**What the exercise asks:** Single out the lines of the material that contain "органом" and copy them.
— start of Data section —
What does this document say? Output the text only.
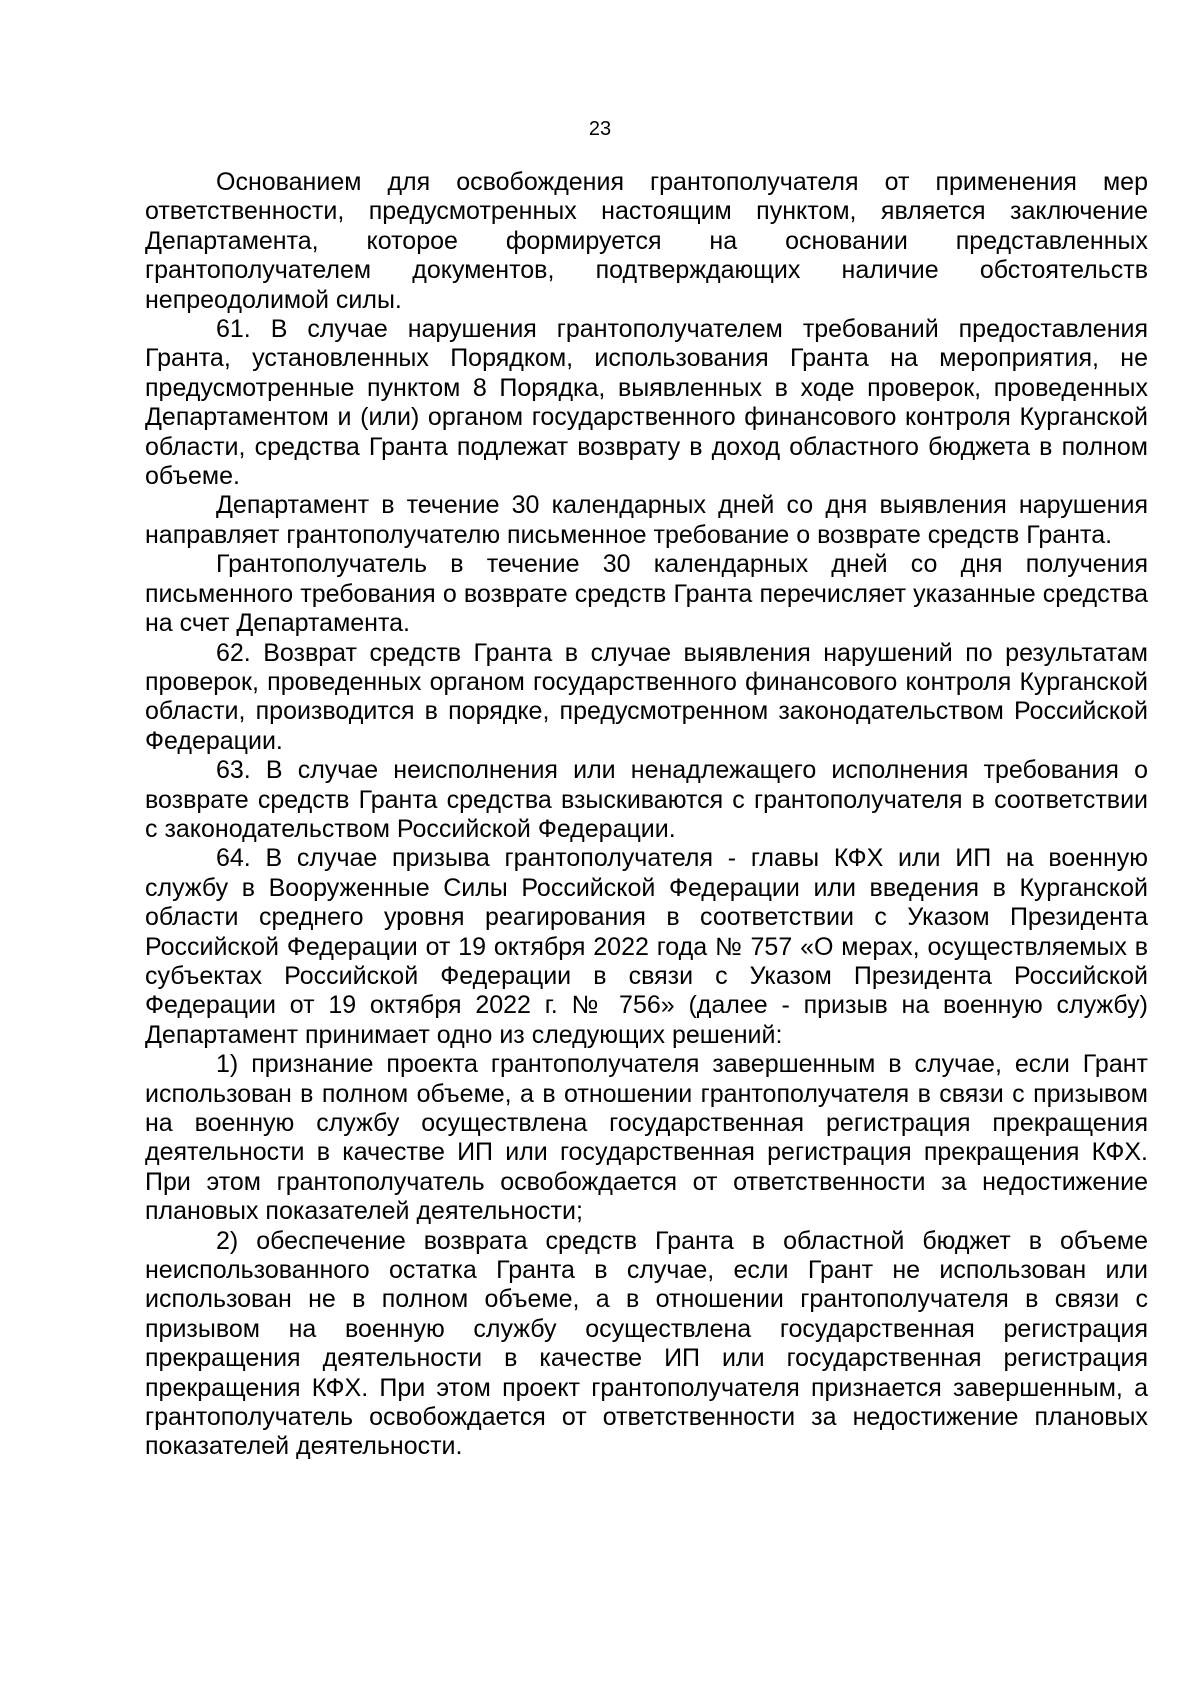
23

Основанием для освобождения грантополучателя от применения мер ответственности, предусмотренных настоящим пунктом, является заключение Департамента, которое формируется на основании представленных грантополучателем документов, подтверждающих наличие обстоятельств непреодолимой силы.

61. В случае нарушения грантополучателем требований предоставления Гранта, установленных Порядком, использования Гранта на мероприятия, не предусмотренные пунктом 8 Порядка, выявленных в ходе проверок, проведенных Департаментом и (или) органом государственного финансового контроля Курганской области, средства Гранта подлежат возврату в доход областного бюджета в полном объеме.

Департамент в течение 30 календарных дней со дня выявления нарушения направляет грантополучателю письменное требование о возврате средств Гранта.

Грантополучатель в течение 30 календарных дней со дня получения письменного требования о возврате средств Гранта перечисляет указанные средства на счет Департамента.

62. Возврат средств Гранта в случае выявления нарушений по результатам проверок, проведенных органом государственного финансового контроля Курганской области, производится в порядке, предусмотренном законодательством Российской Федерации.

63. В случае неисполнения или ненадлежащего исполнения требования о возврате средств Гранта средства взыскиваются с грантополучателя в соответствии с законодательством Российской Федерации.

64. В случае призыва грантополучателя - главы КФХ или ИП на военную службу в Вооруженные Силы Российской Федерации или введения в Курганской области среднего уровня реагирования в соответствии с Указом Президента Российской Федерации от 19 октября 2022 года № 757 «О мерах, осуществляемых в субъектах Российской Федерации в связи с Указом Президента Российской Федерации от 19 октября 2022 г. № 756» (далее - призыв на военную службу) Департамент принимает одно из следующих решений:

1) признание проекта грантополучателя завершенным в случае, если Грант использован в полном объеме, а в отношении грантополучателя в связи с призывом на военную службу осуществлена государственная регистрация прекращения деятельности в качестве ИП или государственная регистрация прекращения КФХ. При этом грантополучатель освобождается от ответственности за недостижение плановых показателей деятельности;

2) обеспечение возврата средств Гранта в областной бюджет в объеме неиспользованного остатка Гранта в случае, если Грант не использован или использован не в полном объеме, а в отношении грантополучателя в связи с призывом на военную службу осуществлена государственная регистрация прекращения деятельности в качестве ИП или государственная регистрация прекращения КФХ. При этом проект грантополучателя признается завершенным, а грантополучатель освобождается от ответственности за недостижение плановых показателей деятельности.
— end of Data section —
**Correct answer:**
61. В случае нарушения грантополучателем требований предоставления Гранта, установленных Порядком, использования Гранта на мероприятия, не предусмотренные пунктом 8 Порядка, выявленных в ходе проверок, проведенных Департаментом и (или) органом государственного финансового контроля Курганской области, средства Гранта подлежат возврату в доход областного бюджета в полном объеме.
62. Возврат средств Гранта в случае выявления нарушений по результатам проверок, проведенных органом государственного финансового контроля Курганской области, производится в порядке, предусмотренном законодательством Российской Федерации.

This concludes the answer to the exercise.